◆ Instructions to follow:
Transcribe the entries below exactly.

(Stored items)
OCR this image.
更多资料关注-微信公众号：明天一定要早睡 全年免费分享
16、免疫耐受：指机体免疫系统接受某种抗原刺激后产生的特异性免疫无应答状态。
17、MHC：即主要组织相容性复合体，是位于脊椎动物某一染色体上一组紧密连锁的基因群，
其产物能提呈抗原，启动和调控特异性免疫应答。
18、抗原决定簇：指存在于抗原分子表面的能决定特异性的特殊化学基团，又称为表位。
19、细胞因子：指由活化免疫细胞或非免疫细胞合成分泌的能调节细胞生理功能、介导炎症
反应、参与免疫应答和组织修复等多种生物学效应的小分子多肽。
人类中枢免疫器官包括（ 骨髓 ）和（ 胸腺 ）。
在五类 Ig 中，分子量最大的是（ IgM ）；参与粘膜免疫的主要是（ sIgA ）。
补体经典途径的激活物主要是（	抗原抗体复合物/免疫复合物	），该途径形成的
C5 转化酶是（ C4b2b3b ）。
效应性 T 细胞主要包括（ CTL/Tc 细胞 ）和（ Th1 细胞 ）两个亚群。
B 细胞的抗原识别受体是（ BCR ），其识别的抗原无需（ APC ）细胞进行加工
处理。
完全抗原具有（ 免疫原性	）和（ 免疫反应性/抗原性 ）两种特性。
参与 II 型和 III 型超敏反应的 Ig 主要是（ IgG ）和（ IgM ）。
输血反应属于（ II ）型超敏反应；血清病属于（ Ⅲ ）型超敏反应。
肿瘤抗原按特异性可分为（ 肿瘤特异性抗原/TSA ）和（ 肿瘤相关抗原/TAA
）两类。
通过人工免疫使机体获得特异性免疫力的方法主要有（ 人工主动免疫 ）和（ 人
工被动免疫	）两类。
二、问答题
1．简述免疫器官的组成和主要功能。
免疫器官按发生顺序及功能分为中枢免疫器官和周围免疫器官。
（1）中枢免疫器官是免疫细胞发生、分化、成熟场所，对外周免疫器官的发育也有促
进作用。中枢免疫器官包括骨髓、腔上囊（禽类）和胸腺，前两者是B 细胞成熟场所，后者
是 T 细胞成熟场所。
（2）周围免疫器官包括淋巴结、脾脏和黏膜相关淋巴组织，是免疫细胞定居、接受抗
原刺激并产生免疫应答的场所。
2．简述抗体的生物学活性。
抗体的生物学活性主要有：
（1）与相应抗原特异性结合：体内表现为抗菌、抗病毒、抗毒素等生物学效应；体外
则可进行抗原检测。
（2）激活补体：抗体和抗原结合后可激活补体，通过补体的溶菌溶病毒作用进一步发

◆ Solution to this exercise:
OCR this image.
更多资料关注-微信公众号：明天一定要早睡 全年免费分享
16、免疫耐受：指机体免疫系统接受某种抗原刺激后产生的特异性免疫无应答状态。
17、MHC：即主要组织相容性复合体，是位于脊椎动物某一染色体上一组紧密连锁的基因群，
其产物能提呈抗原，启动和调控特异性免疫应答。
18、抗原决定簇：指存在于抗原分子表面的能决定特异性的特殊化学基团，又称为表位。
19、细胞因子：指由活化免疫细胞或非免疫细胞合成分泌的能调节细胞生理功能、介导炎症
反应、参与免疫应答和组织修复等多种生物学效应的小分子多肽。
人类中枢免疫器官包括（ 骨髓 ）和（ 胸腺 ）。
在五类 Ig 中，分子量最大的是（ IgM ）；参与粘膜免疫的主要是（ sIgA ）。
补体经典途径的激活物主要是（	抗原抗体复合物/免疫复合物	），该途径形成的
C5 转化酶是（ C4b2b3b ）。
效应性 T 细胞主要包括（ CTL/Tc 细胞 ）和（ Th1 细胞 ）两个亚群。
B 细胞的抗原识别受体是（ BCR ），其识别的抗原无需（ APC ）细胞进行加工
处理。
完全抗原具有（ 免疫原性	）和（ 免疫反应性/抗原性 ）两种特性。
参与 II 型和 III 型超敏反应的 Ig 主要是（ IgG ）和（ IgM ）。
输血反应属于（ II ）型超敏反应；血清病属于（ Ⅲ ）型超敏反应。
肿瘤抗原按特异性可分为（ 肿瘤特异性抗原/TSA ）和（ 肿瘤相关抗原/TAA
）两类。
通过人工免疫使机体获得特异性免疫力的方法主要有（ 人工主动免疫 ）和（ 人
工被动免疫	）两类。
二、问答题
1．简述免疫器官的组成和主要功能。
免疫器官按发生顺序及功能分为中枢免疫器官和周围免疫器官。
（1）中枢免疫器官是免疫细胞发生、分化、成熟场所，对外周免疫器官的发育也有促
进作用。中枢免疫器官包括骨髓、腔上囊（禽类）和胸腺，前两者是B 细胞成熟场所，后者
是 T 细胞成熟场所。
（2）周围免疫器官包括淋巴结、脾脏和黏膜相关淋巴组织，是免疫细胞定居、接受抗
原刺激并产生免疫应答的场所。
2．简述抗体的生物学活性。
抗体的生物学活性主要有：
（1）与相应抗原特异性结合：体内表现为抗菌、抗病毒、抗毒素等生物学效应；体外
则可进行抗原检测。
（2）激活补体：抗体和抗原结合后可激活补体，通过补体的溶菌溶病毒作用进一步发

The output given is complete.